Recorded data
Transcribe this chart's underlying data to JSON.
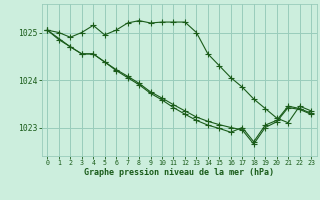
{
  "bg_color": "#cceedd",
  "grid_color": "#99ccbb",
  "line_color": "#1a5c1a",
  "xlabel": "Graphe pression niveau de la mer (hPa)",
  "xlim": [
    -0.5,
    23.5
  ],
  "ylim": [
    1022.4,
    1025.6
  ],
  "yticks": [
    1023,
    1024,
    1025
  ],
  "xticks": [
    0,
    1,
    2,
    3,
    4,
    5,
    6,
    7,
    8,
    9,
    10,
    11,
    12,
    13,
    14,
    15,
    16,
    17,
    18,
    19,
    20,
    21,
    22,
    23
  ],
  "series1_x": [
    0,
    1,
    2,
    3,
    4,
    5,
    6,
    7,
    8,
    9,
    10,
    11,
    12,
    13,
    14,
    15,
    16,
    17,
    18,
    19,
    20,
    21,
    22,
    23
  ],
  "series1_y": [
    1025.05,
    1025.0,
    1024.9,
    1025.0,
    1025.15,
    1024.95,
    1025.05,
    1025.2,
    1025.25,
    1025.2,
    1025.22,
    1025.22,
    1025.22,
    1025.0,
    1024.55,
    1024.3,
    1024.05,
    1023.85,
    1023.6,
    1023.4,
    1023.2,
    1023.1,
    1023.45,
    1023.35
  ],
  "series2_x": [
    0,
    1,
    2,
    3,
    4,
    5,
    6,
    7,
    8,
    9,
    10,
    11,
    12,
    13,
    14,
    15,
    16,
    17,
    18,
    19,
    20,
    21,
    22,
    23
  ],
  "series2_y": [
    1025.05,
    1024.85,
    1024.7,
    1024.55,
    1024.55,
    1024.38,
    1024.2,
    1024.05,
    1023.9,
    1023.72,
    1023.58,
    1023.42,
    1023.28,
    1023.15,
    1023.05,
    1022.98,
    1022.9,
    1023.0,
    1022.7,
    1023.05,
    1023.15,
    1023.45,
    1023.4,
    1023.3
  ],
  "series3_x": [
    0,
    2,
    3,
    4,
    5,
    6,
    7,
    8,
    9,
    10,
    11,
    12,
    13,
    14,
    15,
    16,
    17,
    18,
    19,
    20,
    21,
    22,
    23
  ],
  "series3_y": [
    1025.05,
    1024.7,
    1024.55,
    1024.55,
    1024.38,
    1024.22,
    1024.08,
    1023.93,
    1023.75,
    1023.62,
    1023.48,
    1023.35,
    1023.22,
    1023.13,
    1023.06,
    1023.0,
    1022.95,
    1022.65,
    1023.0,
    1023.12,
    1023.42,
    1023.38,
    1023.28
  ]
}
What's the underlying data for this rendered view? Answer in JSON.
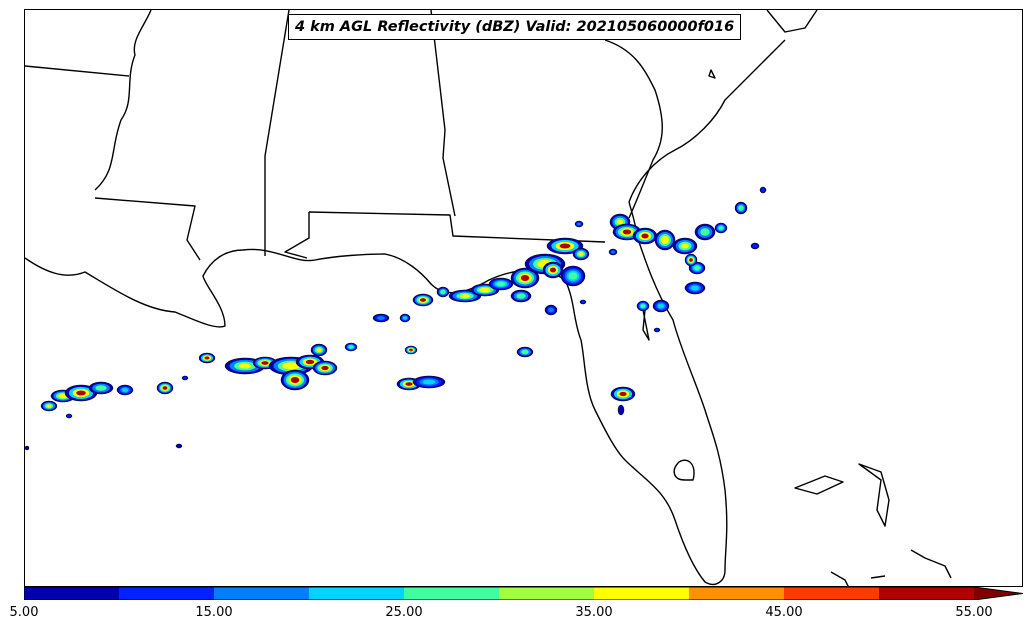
{
  "title": "4 km AGL Reflectivity (dBZ) Valid: 202105060000f016",
  "colorbar": {
    "colors": [
      "#0000b0",
      "#0022ff",
      "#0080ff",
      "#00d4ff",
      "#40ffa0",
      "#a0ff40",
      "#ffff00",
      "#ff9000",
      "#ff3a00",
      "#b00000"
    ],
    "extend_color": "#800000",
    "bounds": [
      5,
      10,
      15,
      20,
      25,
      30,
      35,
      40,
      45,
      50,
      55
    ],
    "tick_labels": [
      "5.00",
      "15.00",
      "25.00",
      "35.00",
      "45.00",
      "55.00"
    ]
  }
}
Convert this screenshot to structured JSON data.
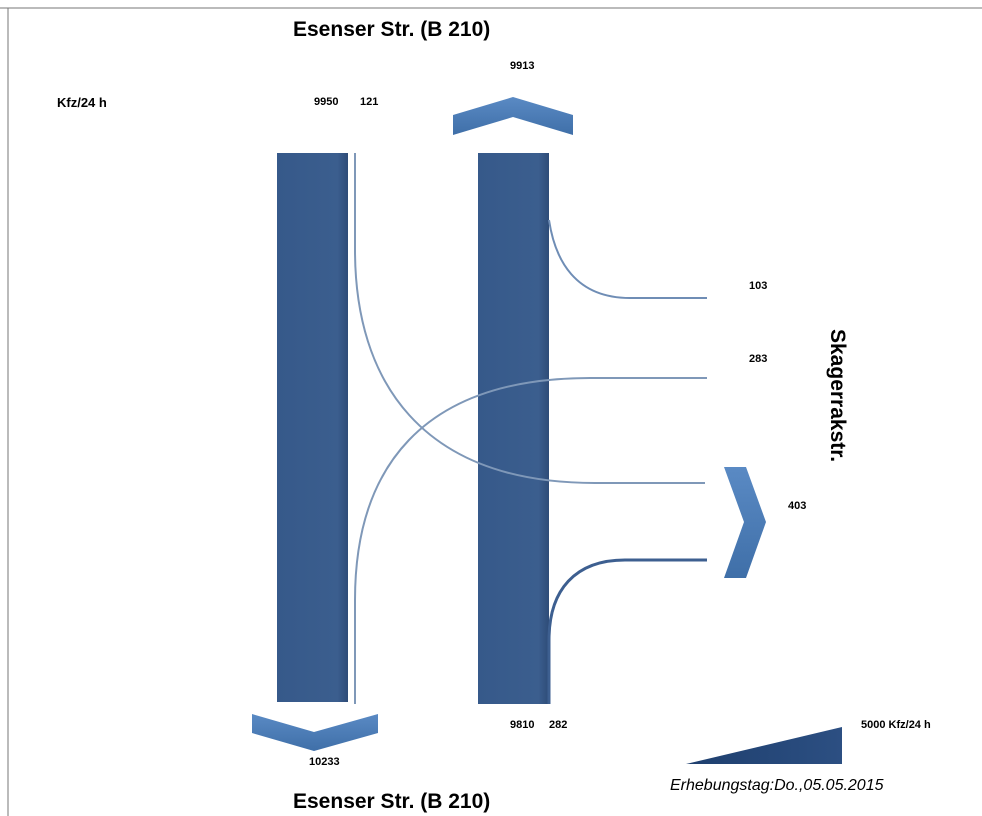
{
  "diagram": {
    "unit_label": "Kfz/24 h",
    "north_road": {
      "name": "Esenser Str. (B 210)"
    },
    "south_road": {
      "name": "Esenser Str. (B 210)"
    },
    "east_road": {
      "name": "Skagerrakstr."
    },
    "counts": {
      "north_southbound_through": "9950",
      "north_southbound_turn_east": "121",
      "north_exit_total": "9913",
      "east_to_north": "103",
      "east_to_south": "283",
      "east_exit_total": "403",
      "south_northbound_through": "9810",
      "south_northbound_turn_east": "282",
      "south_exit_total": "10233"
    },
    "scale_legend": {
      "label": "5000  Kfz/24 h"
    },
    "survey_date": "Erhebungstag:Do.,05.05.2015",
    "colors": {
      "band": "#3a5d8c",
      "band_dark": "#2f4f7c",
      "arrow": "#4d7db8",
      "flow_line": "#7f98b8",
      "border": "#666666"
    }
  }
}
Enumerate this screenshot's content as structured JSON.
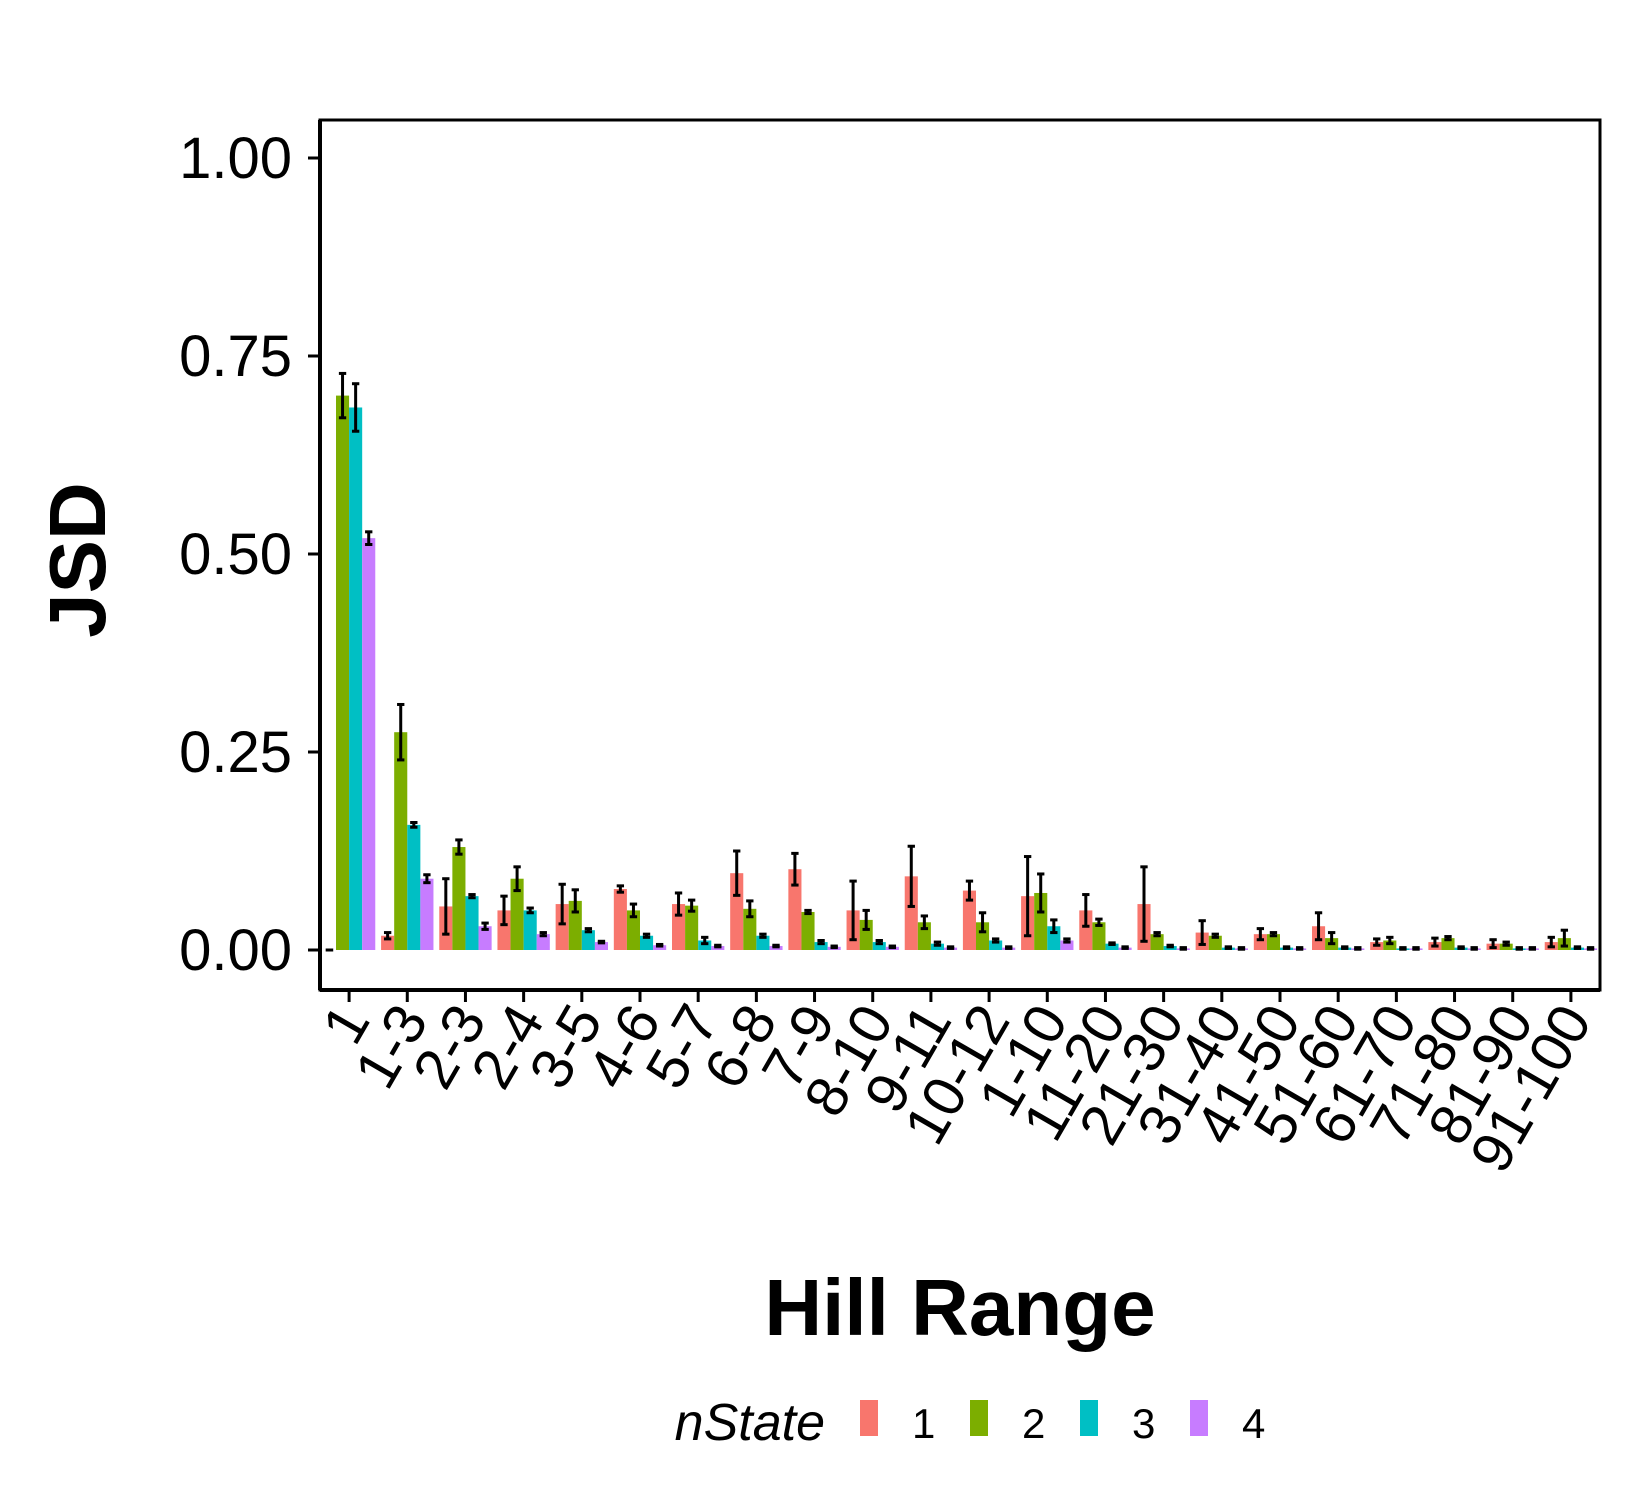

What is required: Without any pictures, reproduce exactly the lines from the line that contains "What's the underlying" to the end of the entries above, both ends included.

Problem solution:
What's the underlying data for this rendered view? Answer in JSON.
{
  "title": "4 km AGL Reflectivity (dBZ) Valid: 202105060000f016",
  "colorbar": {
    "colors": [
      "#0000b0",
      "#0022ff",
      "#0080ff",
      "#00d4ff",
      "#40ffa0",
      "#a0ff40",
      "#ffff00",
      "#ff9000",
      "#ff3a00",
      "#b00000"
    ],
    "extend_color": "#800000",
    "bounds": [
      5,
      10,
      15,
      20,
      25,
      30,
      35,
      40,
      45,
      50,
      55
    ],
    "tick_labels": [
      "5.00",
      "15.00",
      "25.00",
      "35.00",
      "45.00",
      "55.00"
    ]
  }
}
Convert this screenshot to structured JSON data.
{
  "diagram": {
    "unit_label": "Kfz/24 h",
    "north_road": {
      "name": "Esenser Str. (B 210)"
    },
    "south_road": {
      "name": "Esenser Str. (B 210)"
    },
    "east_road": {
      "name": "Skagerrakstr."
    },
    "counts": {
      "north_southbound_through": "9950",
      "north_southbound_turn_east": "121",
      "north_exit_total": "9913",
      "east_to_north": "103",
      "east_to_south": "283",
      "east_exit_total": "403",
      "south_northbound_through": "9810",
      "south_northbound_turn_east": "282",
      "south_exit_total": "10233"
    },
    "scale_legend": {
      "label": "5000  Kfz/24 h"
    },
    "survey_date": "Erhebungstag:Do.,05.05.2015",
    "colors": {
      "band": "#3a5d8c",
      "band_dark": "#2f4f7c",
      "arrow": "#4d7db8",
      "flow_line": "#7f98b8",
      "border": "#666666"
    }
  }
}
Enumerate this screenshot's content as structured JSON.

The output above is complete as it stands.